--- Record set ---
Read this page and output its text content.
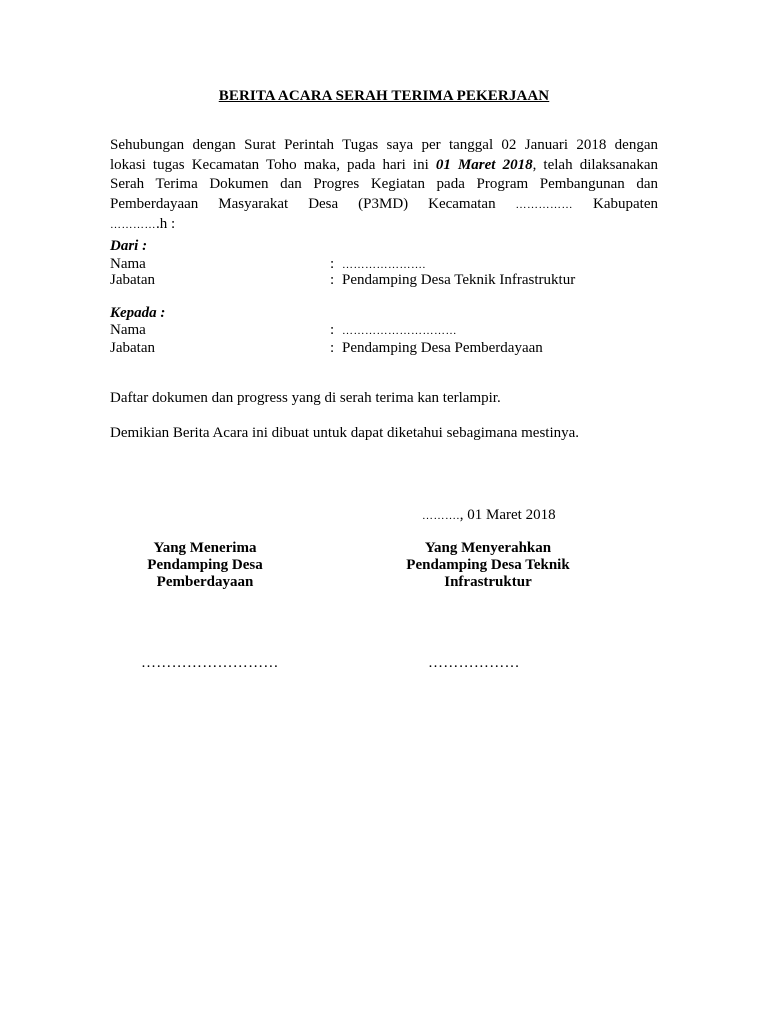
BERITA ACARA SERAH TERIMA PEKERJAAN
Sehubungan dengan Surat Perintah Tugas saya per tanggal 02 Januari 2018 dengan
lokasi tugas Kecamatan Toho maka, pada hari ini 01 Maret 2018, telah dilaksanakan
Serah Terima Dokumen dan Progres Kegiatan pada Program Pembangunan dan
Pemberdayaan Masyarakat Desa (P3MD) Kecamatan …………… Kabupaten
………….h :
Dari :
Nama	: ………………….
Jabatan	: Pendamping Desa Teknik Infrastruktur
Kepada :
Nama	: …………………………
Jabatan	: Pendamping Desa Pemberdayaan
Daftar dokumen dan progress yang di serah terima kan terlampir.
Demikian Berita Acara ini dibuat untuk dapat diketahui sebagimana mestinya.
………., 01 Maret 2018
Yang Menerima
Pendamping Desa
Pemberdayaan
Yang Menyerahkan
Pendamping Desa Teknik
Infrastruktur
………………………	………………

--- Task prompt ---
Omit the pictures, then quote the rest of the material above exactly.

--- The completed task ---
Read this page and output its text content.
BERITA ACARA SERAH TERIMA PEKERJAAN
Sehubungan dengan Surat Perintah Tugas saya per tanggal 02 Januari 2018 dengan
lokasi tugas Kecamatan Toho maka, pada hari ini 01 Maret 2018, telah dilaksanakan
Serah Terima Dokumen dan Progres Kegiatan pada Program Pembangunan dan
Pemberdayaan Masyarakat Desa (P3MD) Kecamatan …………… Kabupaten
………….h :
Dari :
Nama	: ………………….
Jabatan	: Pendamping Desa Teknik Infrastruktur
Kepada :
Nama	: …………………………
Jabatan	: Pendamping Desa Pemberdayaan
Daftar dokumen dan progress yang di serah terima kan terlampir.
Demikian Berita Acara ini dibuat untuk dapat diketahui sebagimana mestinya.
………., 01 Maret 2018
Yang Menerima
Pendamping Desa
Pemberdayaan
Yang Menyerahkan
Pendamping Desa Teknik
Infrastruktur
………………………	………………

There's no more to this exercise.